[Data tied to figure images]
----------
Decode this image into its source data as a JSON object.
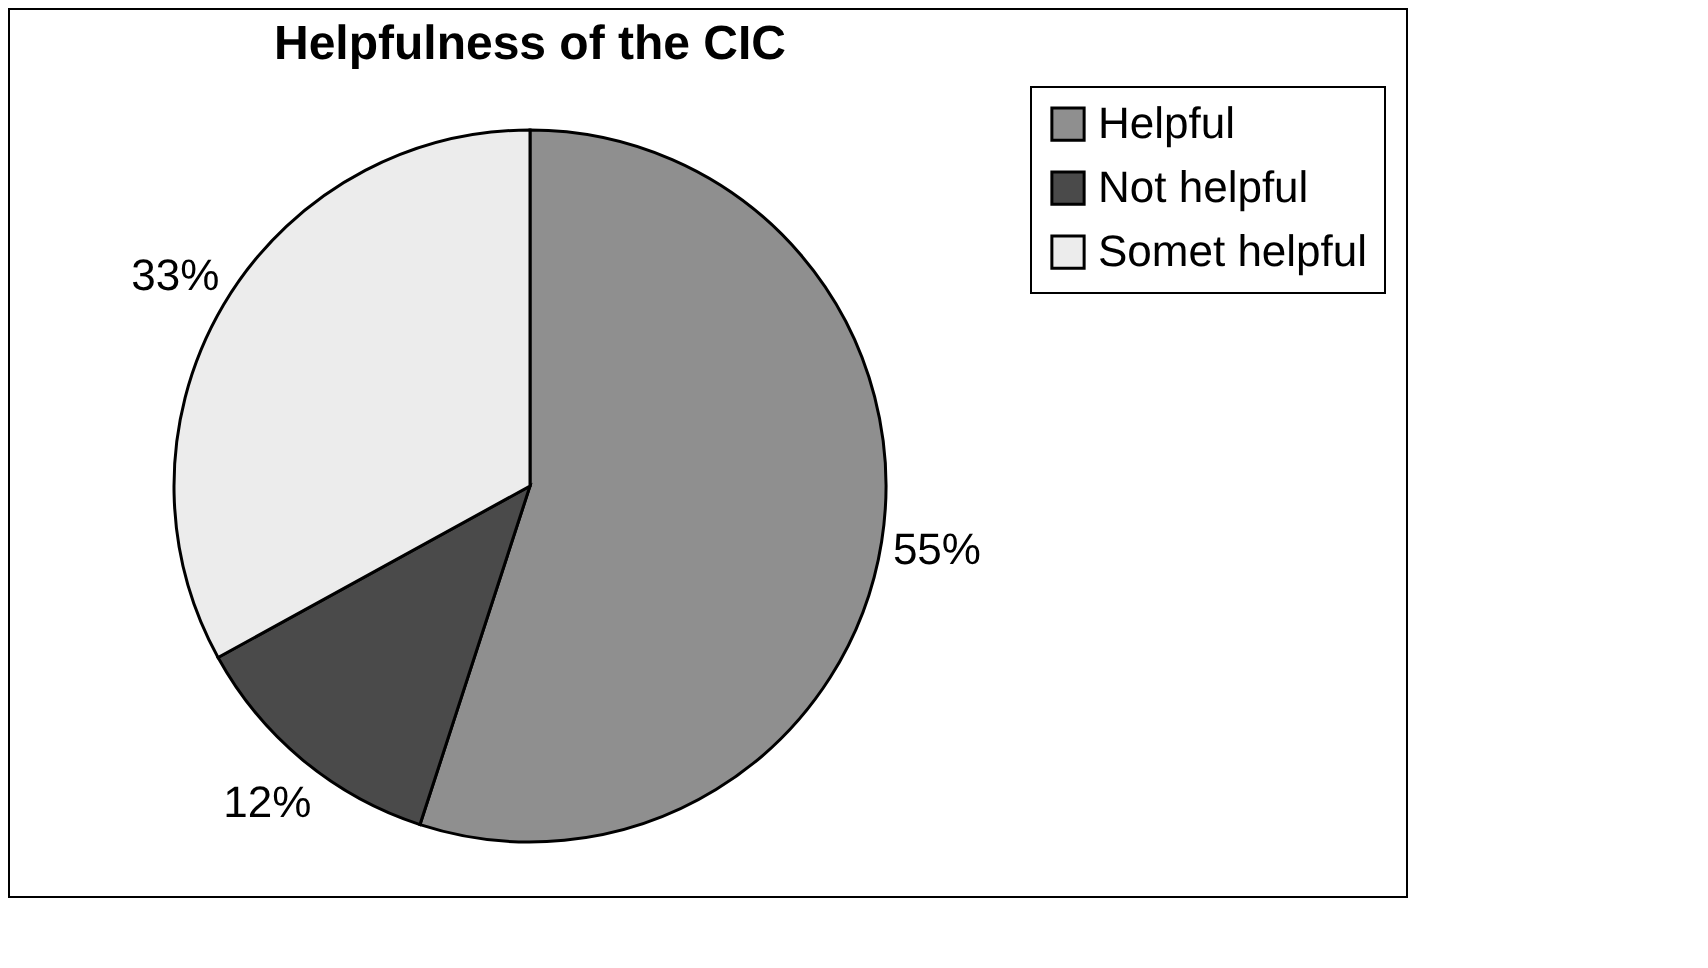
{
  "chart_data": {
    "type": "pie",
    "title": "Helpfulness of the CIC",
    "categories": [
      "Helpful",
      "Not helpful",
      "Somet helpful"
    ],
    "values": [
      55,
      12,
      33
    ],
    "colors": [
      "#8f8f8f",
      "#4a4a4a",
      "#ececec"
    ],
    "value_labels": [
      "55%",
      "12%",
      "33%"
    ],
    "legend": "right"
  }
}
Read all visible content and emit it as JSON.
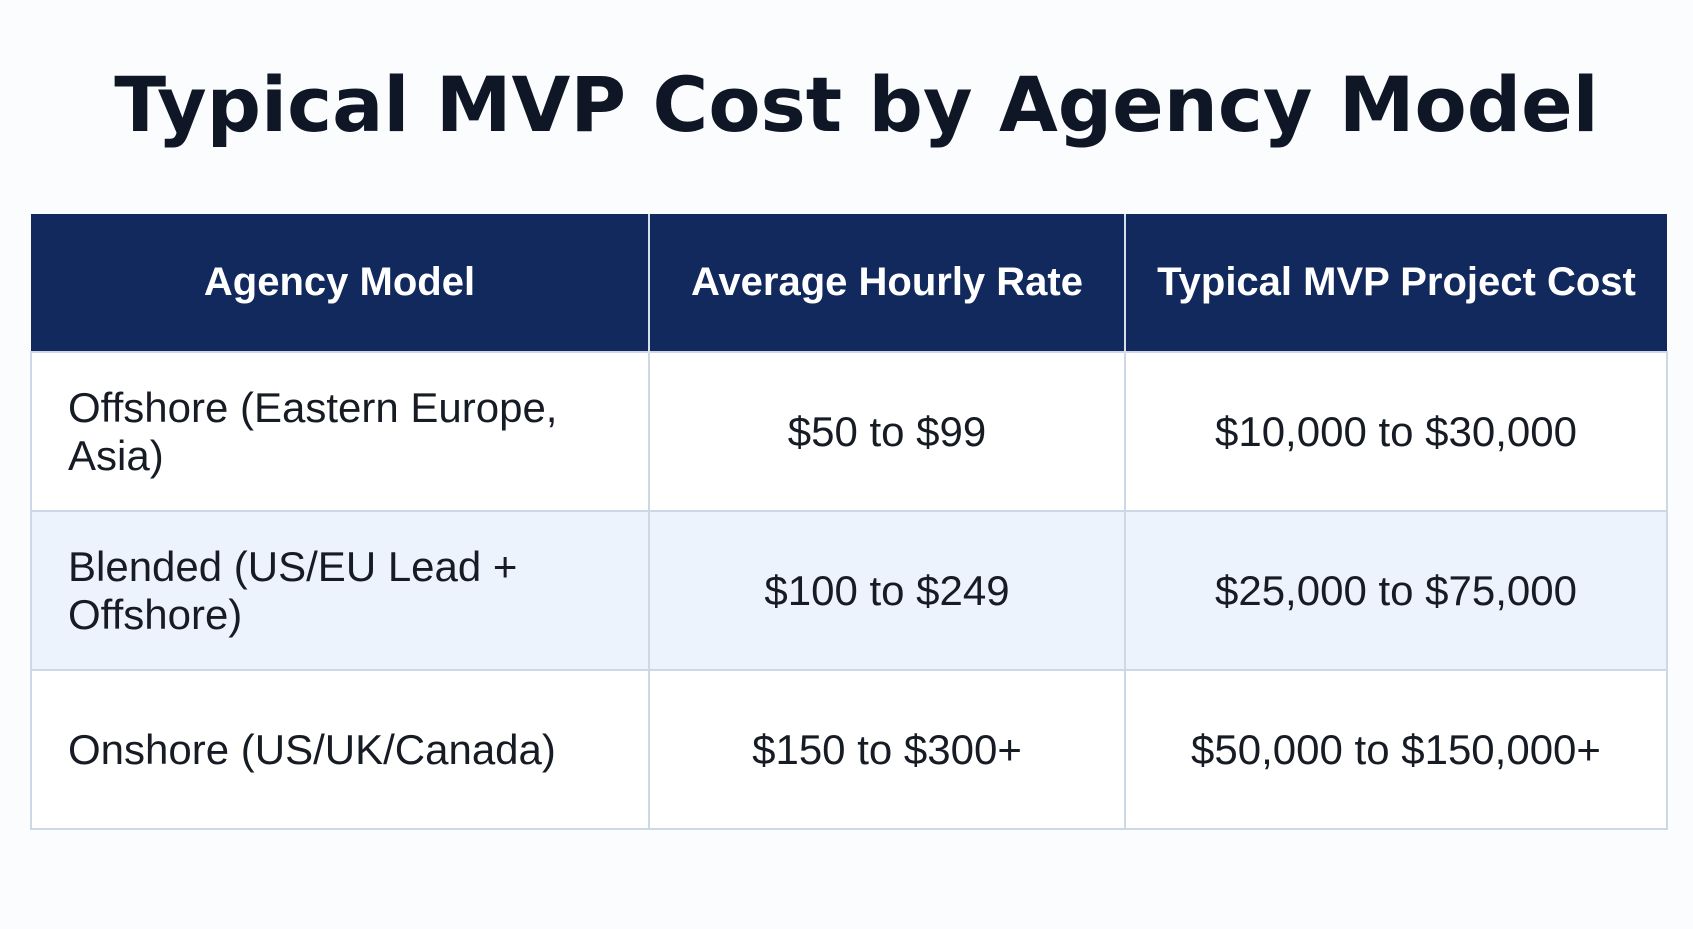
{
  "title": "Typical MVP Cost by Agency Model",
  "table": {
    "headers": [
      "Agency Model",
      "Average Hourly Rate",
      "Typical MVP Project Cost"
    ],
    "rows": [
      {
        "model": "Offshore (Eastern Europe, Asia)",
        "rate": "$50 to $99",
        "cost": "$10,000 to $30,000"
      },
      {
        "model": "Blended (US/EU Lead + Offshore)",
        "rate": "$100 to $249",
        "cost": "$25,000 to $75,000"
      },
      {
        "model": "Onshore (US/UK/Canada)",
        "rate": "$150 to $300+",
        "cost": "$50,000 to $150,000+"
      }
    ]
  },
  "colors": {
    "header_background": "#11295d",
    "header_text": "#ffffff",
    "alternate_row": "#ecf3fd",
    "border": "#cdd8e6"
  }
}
----------
=== DIRECTION ===
Find the word "Offshore" in the data and show each line that holds it.

=== ANSWER FOR THIS EXERCISE ===
        "model": "Offshore (Eastern Europe, Asia)",
        "model": "Blended (US/EU Lead + Offshore)",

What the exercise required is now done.